▶ Directions for this task:
Return the records word for word. Any pictures in them are not part of the copy.

Dataset records
START

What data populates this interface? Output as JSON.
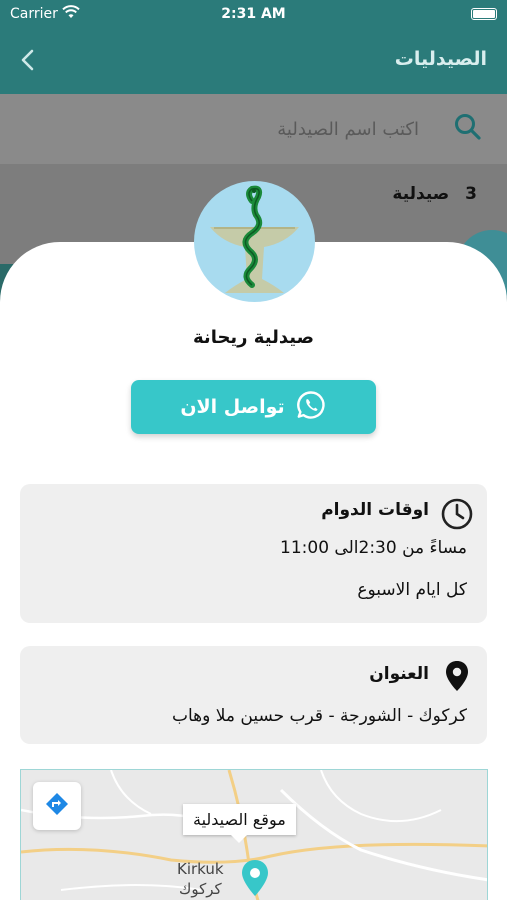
{
  "status_bar": {
    "carrier": "Carrier",
    "time": "2:31 AM"
  },
  "nav": {
    "title": "الصيدليات"
  },
  "search": {
    "placeholder": "اكتب اسم الصيدلية"
  },
  "list": {
    "count": "3",
    "count_label": "صيدلية"
  },
  "pharmacy": {
    "name": "صيدلية ريحانة",
    "contact_label": "تواصل الان"
  },
  "hours": {
    "title": "اوقات الدوام",
    "time_range": "مساءً من 2:30الى 11:00",
    "days": "كل ايام الاسبوع"
  },
  "address": {
    "title": "العنوان",
    "value": "كركوك - الشورجة - قرب حسين ملا وهاب"
  },
  "map": {
    "callout": "موقع الصيدلية",
    "city_en": "Kirkuk",
    "city_ar": "كركوك"
  },
  "colors": {
    "primary": "#2b7b7a",
    "accent": "#37c7c9",
    "card_bg": "#efefef"
  },
  "icons": [
    "back-chevron-icon",
    "search-icon",
    "whatsapp-icon",
    "clock-icon",
    "location-pin-icon",
    "directions-icon",
    "map-pin-icon"
  ]
}
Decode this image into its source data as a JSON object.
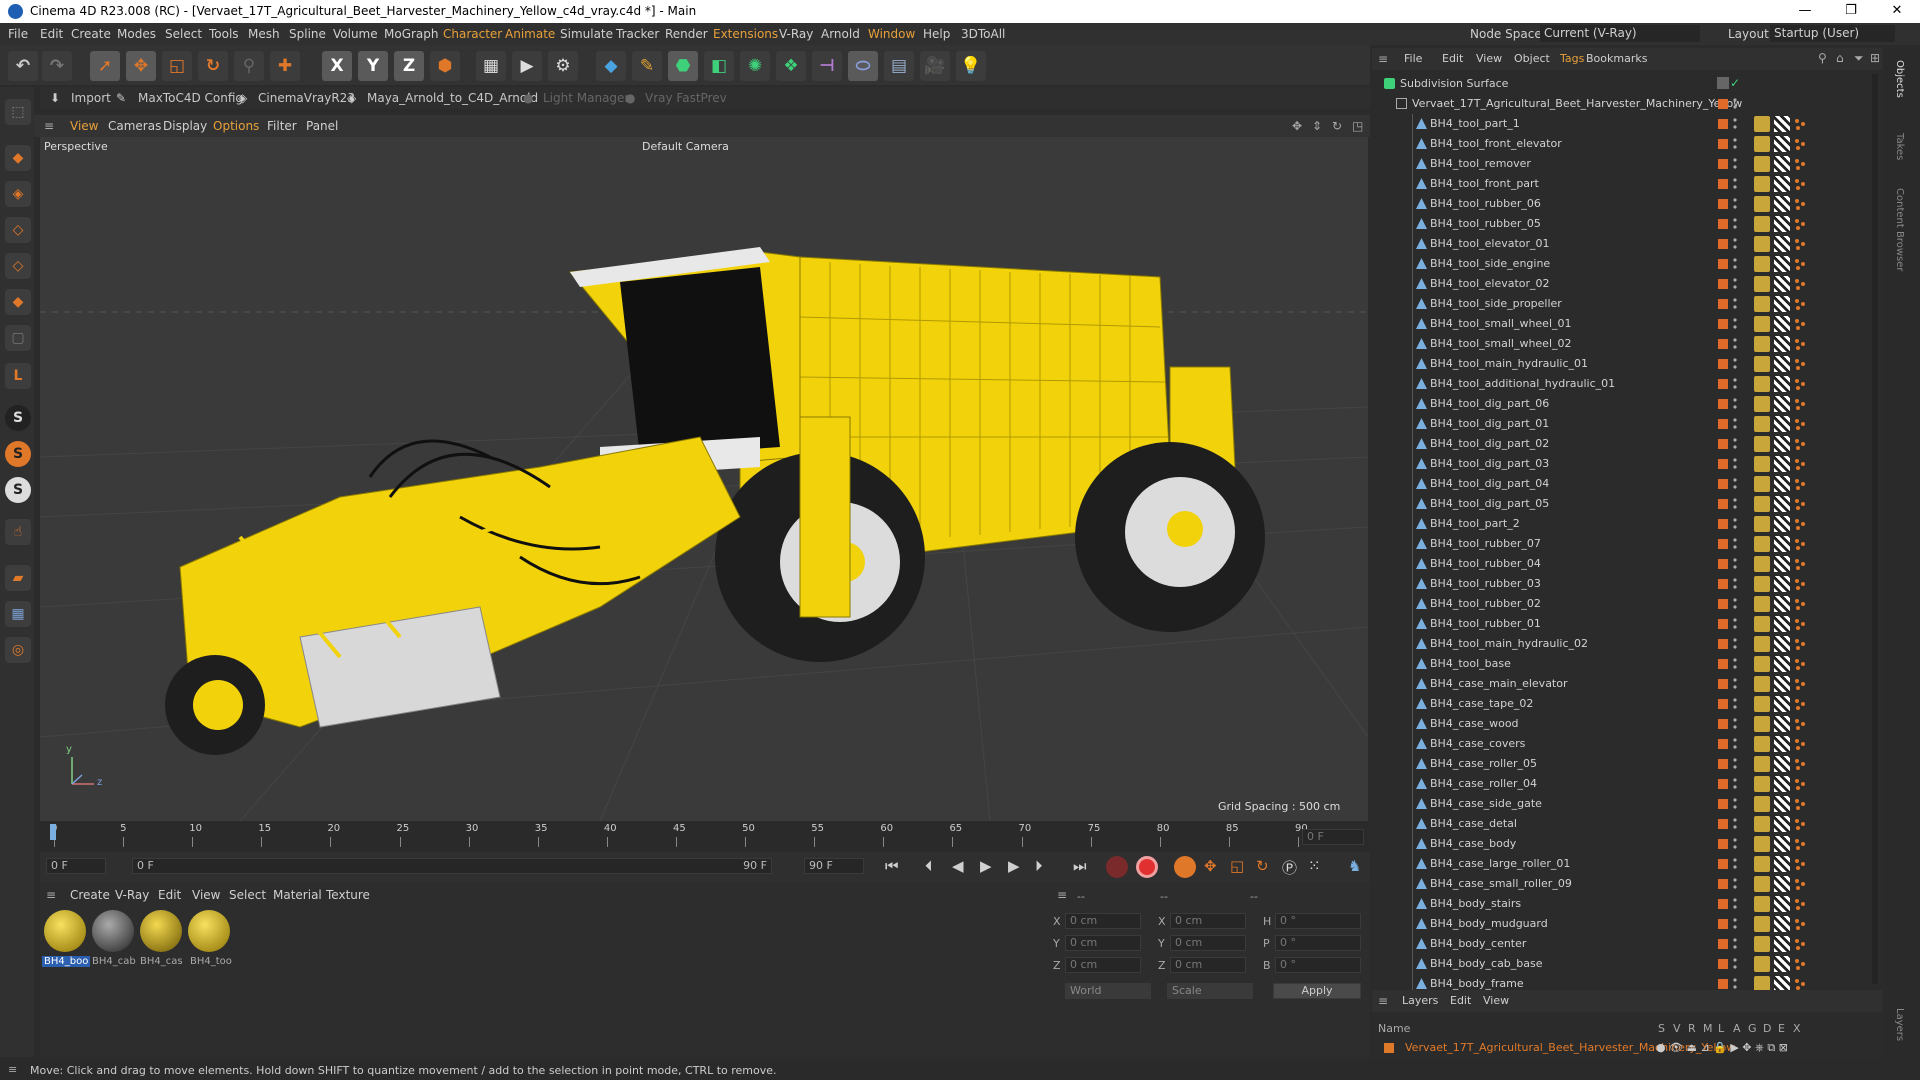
{
  "window": {
    "title": "Cinema 4D R23.008 (RC) - [Vervaet_17T_Agricultural_Beet_Harvester_Machinery_Yellow_c4d_vray.c4d *] - Main",
    "minimize": "—",
    "maximize": "❐",
    "close": "✕"
  },
  "menu": {
    "items": [
      "File",
      "Edit",
      "Create",
      "Modes",
      "Select",
      "Tools",
      "Mesh",
      "Spline",
      "Volume",
      "MoGraph",
      "Character",
      "Animate",
      "Simulate",
      "Tracker",
      "Render",
      "Extensions",
      "V-Ray",
      "Arnold",
      "Window",
      "Help",
      "3DToAll"
    ],
    "node_space_label": "Node Space:",
    "node_space_value": "Current (V-Ray)",
    "layout_label": "Layout:",
    "layout_value": "Startup (User)"
  },
  "plugins": {
    "items": [
      "Import",
      "MaxToC4D Config",
      "CinemaVrayR23",
      "Maya_Arnold_to_C4D_Arnold",
      "Light Manager",
      "Vray FastPrev"
    ]
  },
  "viewport": {
    "menu": [
      "View",
      "Cameras",
      "Display",
      "Options",
      "Filter",
      "Panel"
    ],
    "label": "Perspective",
    "camera": "Default Camera",
    "grid_spacing": "Grid Spacing : 500 cm",
    "axis_y": "y",
    "axis_z": "z"
  },
  "timeline": {
    "ticks": [
      "0",
      "5",
      "10",
      "15",
      "20",
      "25",
      "30",
      "35",
      "40",
      "45",
      "50",
      "55",
      "60",
      "65",
      "70",
      "75",
      "80",
      "85",
      "90"
    ],
    "current_frame_box": "0 F"
  },
  "transport": {
    "start": "0 F",
    "current": "0 F",
    "end_a": "90 F",
    "end_b": "90 F"
  },
  "materials": {
    "menu": [
      "Create",
      "V-Ray",
      "Edit",
      "View",
      "Select",
      "Material",
      "Texture"
    ],
    "items": [
      "BH4_boo",
      "BH4_cab",
      "BH4_cas",
      "BH4_too"
    ]
  },
  "attributes": {
    "header_a": "--",
    "header_b": "--",
    "header_c": "--",
    "x": "X",
    "y": "Y",
    "z": "Z",
    "x2": "X",
    "y2": "Y",
    "z2": "Z",
    "h": "H",
    "p": "P",
    "b": "B",
    "pos_x": "0 cm",
    "pos_y": "0 cm",
    "pos_z": "0 cm",
    "size_x": "0 cm",
    "size_y": "0 cm",
    "size_z": "0 cm",
    "rot_h": "0 °",
    "rot_p": "0 °",
    "rot_b": "0 °",
    "mode_a": "World",
    "mode_b": "Scale",
    "apply": "Apply"
  },
  "objects": {
    "menu": [
      "File",
      "Edit",
      "View",
      "Object",
      "Tags",
      "Bookmarks"
    ],
    "root": "Subdivision Surface",
    "group": "Vervaet_17T_Agricultural_Beet_Harvester_Machinery_Yellow",
    "rows": [
      "BH4_tool_part_1",
      "BH4_tool_front_elevator",
      "BH4_tool_remover",
      "BH4_tool_front_part",
      "BH4_tool_rubber_06",
      "BH4_tool_rubber_05",
      "BH4_tool_elevator_01",
      "BH4_tool_side_engine",
      "BH4_tool_elevator_02",
      "BH4_tool_side_propeller",
      "BH4_tool_small_wheel_01",
      "BH4_tool_small_wheel_02",
      "BH4_tool_main_hydraulic_01",
      "BH4_tool_additional_hydraulic_01",
      "BH4_tool_dig_part_06",
      "BH4_tool_dig_part_01",
      "BH4_tool_dig_part_02",
      "BH4_tool_dig_part_03",
      "BH4_tool_dig_part_04",
      "BH4_tool_dig_part_05",
      "BH4_tool_part_2",
      "BH4_tool_rubber_07",
      "BH4_tool_rubber_04",
      "BH4_tool_rubber_03",
      "BH4_tool_rubber_02",
      "BH4_tool_rubber_01",
      "BH4_tool_main_hydraulic_02",
      "BH4_tool_base",
      "BH4_case_main_elevator",
      "BH4_case_tape_02",
      "BH4_case_wood",
      "BH4_case_covers",
      "BH4_case_roller_05",
      "BH4_case_roller_04",
      "BH4_case_side_gate",
      "BH4_case_detal",
      "BH4_case_body",
      "BH4_case_large_roller_01",
      "BH4_case_small_roller_09",
      "BH4_body_stairs",
      "BH4_body_mudguard",
      "BH4_body_center",
      "BH4_body_cab_base",
      "BH4_body_frame"
    ]
  },
  "layers": {
    "menu": [
      "Layers",
      "Edit",
      "View"
    ],
    "name_header": "Name",
    "cols": [
      "S",
      "V",
      "R",
      "M",
      "L",
      "A",
      "G",
      "D",
      "E",
      "X"
    ],
    "layer_name": "Vervaet_17T_Agricultural_Beet_Harvester_Machinery_Yellow"
  },
  "side_tabs": [
    "Objects",
    "Takes",
    "Content Browser",
    "Layers"
  ],
  "status": "Move: Click and drag to move elements. Hold down SHIFT to quantize movement / add to the selection in point mode, CTRL to remove.",
  "colors": {
    "accent_orange": "#e0782a",
    "machine_yellow": "#f2d20a",
    "layer_text": "#e07a2a"
  }
}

END

▶ Expected answer:
What data populates this interface? Output as JSON.
{
  "status_bar": {
    "carrier": "Carrier",
    "time": "2:31 AM"
  },
  "nav": {
    "title": "الصيدليات"
  },
  "search": {
    "placeholder": "اكتب اسم الصيدلية"
  },
  "list": {
    "count": "3",
    "count_label": "صيدلية"
  },
  "pharmacy": {
    "name": "صيدلية ريحانة",
    "contact_label": "تواصل الان"
  },
  "hours": {
    "title": "اوقات الدوام",
    "time_range": "مساءً من 2:30الى 11:00",
    "days": "كل ايام الاسبوع"
  },
  "address": {
    "title": "العنوان",
    "value": "كركوك - الشورجة - قرب حسين ملا وهاب"
  },
  "map": {
    "callout": "موقع الصيدلية",
    "city_en": "Kirkuk",
    "city_ar": "كركوك"
  },
  "colors": {
    "primary": "#2b7b7a",
    "accent": "#37c7c9",
    "card_bg": "#efefef"
  },
  "icons": [
    "back-chevron-icon",
    "search-icon",
    "whatsapp-icon",
    "clock-icon",
    "location-pin-icon",
    "directions-icon",
    "map-pin-icon"
  ]
}
Decode this image into its source data as a JSON object.
{
  "window": {
    "title": "Cinema 4D R23.008 (RC) - [Vervaet_17T_Agricultural_Beet_Harvester_Machinery_Yellow_c4d_vray.c4d *] - Main",
    "minimize": "—",
    "maximize": "❐",
    "close": "✕"
  },
  "menu": {
    "items": [
      "File",
      "Edit",
      "Create",
      "Modes",
      "Select",
      "Tools",
      "Mesh",
      "Spline",
      "Volume",
      "MoGraph",
      "Character",
      "Animate",
      "Simulate",
      "Tracker",
      "Render",
      "Extensions",
      "V-Ray",
      "Arnold",
      "Window",
      "Help",
      "3DToAll"
    ],
    "node_space_label": "Node Space:",
    "node_space_value": "Current (V-Ray)",
    "layout_label": "Layout:",
    "layout_value": "Startup (User)"
  },
  "plugins": {
    "items": [
      "Import",
      "MaxToC4D Config",
      "CinemaVrayR23",
      "Maya_Arnold_to_C4D_Arnold",
      "Light Manager",
      "Vray FastPrev"
    ]
  },
  "viewport": {
    "menu": [
      "View",
      "Cameras",
      "Display",
      "Options",
      "Filter",
      "Panel"
    ],
    "label": "Perspective",
    "camera": "Default Camera",
    "grid_spacing": "Grid Spacing : 500 cm",
    "axis_y": "y",
    "axis_z": "z"
  },
  "timeline": {
    "ticks": [
      "0",
      "5",
      "10",
      "15",
      "20",
      "25",
      "30",
      "35",
      "40",
      "45",
      "50",
      "55",
      "60",
      "65",
      "70",
      "75",
      "80",
      "85",
      "90"
    ],
    "current_frame_box": "0 F"
  },
  "transport": {
    "start": "0 F",
    "current": "0 F",
    "end_a": "90 F",
    "end_b": "90 F"
  },
  "materials": {
    "menu": [
      "Create",
      "V-Ray",
      "Edit",
      "View",
      "Select",
      "Material",
      "Texture"
    ],
    "items": [
      "BH4_boo",
      "BH4_cab",
      "BH4_cas",
      "BH4_too"
    ]
  },
  "attributes": {
    "header_a": "--",
    "header_b": "--",
    "header_c": "--",
    "x": "X",
    "y": "Y",
    "z": "Z",
    "x2": "X",
    "y2": "Y",
    "z2": "Z",
    "h": "H",
    "p": "P",
    "b": "B",
    "pos_x": "0 cm",
    "pos_y": "0 cm",
    "pos_z": "0 cm",
    "size_x": "0 cm",
    "size_y": "0 cm",
    "size_z": "0 cm",
    "rot_h": "0 °",
    "rot_p": "0 °",
    "rot_b": "0 °",
    "mode_a": "World",
    "mode_b": "Scale",
    "apply": "Apply"
  },
  "objects": {
    "menu": [
      "File",
      "Edit",
      "View",
      "Object",
      "Tags",
      "Bookmarks"
    ],
    "root": "Subdivision Surface",
    "group": "Vervaet_17T_Agricultural_Beet_Harvester_Machinery_Yellow",
    "rows": [
      "BH4_tool_part_1",
      "BH4_tool_front_elevator",
      "BH4_tool_remover",
      "BH4_tool_front_part",
      "BH4_tool_rubber_06",
      "BH4_tool_rubber_05",
      "BH4_tool_elevator_01",
      "BH4_tool_side_engine",
      "BH4_tool_elevator_02",
      "BH4_tool_side_propeller",
      "BH4_tool_small_wheel_01",
      "BH4_tool_small_wheel_02",
      "BH4_tool_main_hydraulic_01",
      "BH4_tool_additional_hydraulic_01",
      "BH4_tool_dig_part_06",
      "BH4_tool_dig_part_01",
      "BH4_tool_dig_part_02",
      "BH4_tool_dig_part_03",
      "BH4_tool_dig_part_04",
      "BH4_tool_dig_part_05",
      "BH4_tool_part_2",
      "BH4_tool_rubber_07",
      "BH4_tool_rubber_04",
      "BH4_tool_rubber_03",
      "BH4_tool_rubber_02",
      "BH4_tool_rubber_01",
      "BH4_tool_main_hydraulic_02",
      "BH4_tool_base",
      "BH4_case_main_elevator",
      "BH4_case_tape_02",
      "BH4_case_wood",
      "BH4_case_covers",
      "BH4_case_roller_05",
      "BH4_case_roller_04",
      "BH4_case_side_gate",
      "BH4_case_detal",
      "BH4_case_body",
      "BH4_case_large_roller_01",
      "BH4_case_small_roller_09",
      "BH4_body_stairs",
      "BH4_body_mudguard",
      "BH4_body_center",
      "BH4_body_cab_base",
      "BH4_body_frame"
    ]
  },
  "layers": {
    "menu": [
      "Layers",
      "Edit",
      "View"
    ],
    "name_header": "Name",
    "cols": [
      "S",
      "V",
      "R",
      "M",
      "L",
      "A",
      "G",
      "D",
      "E",
      "X"
    ],
    "layer_name": "Vervaet_17T_Agricultural_Beet_Harvester_Machinery_Yellow"
  },
  "side_tabs": [
    "Objects",
    "Takes",
    "Content Browser",
    "Layers"
  ],
  "status": "Move: Click and drag to move elements. Hold down SHIFT to quantize movement / add to the selection in point mode, CTRL to remove.",
  "colors": {
    "accent_orange": "#e0782a",
    "machine_yellow": "#f2d20a",
    "layer_text": "#e07a2a"
  }
}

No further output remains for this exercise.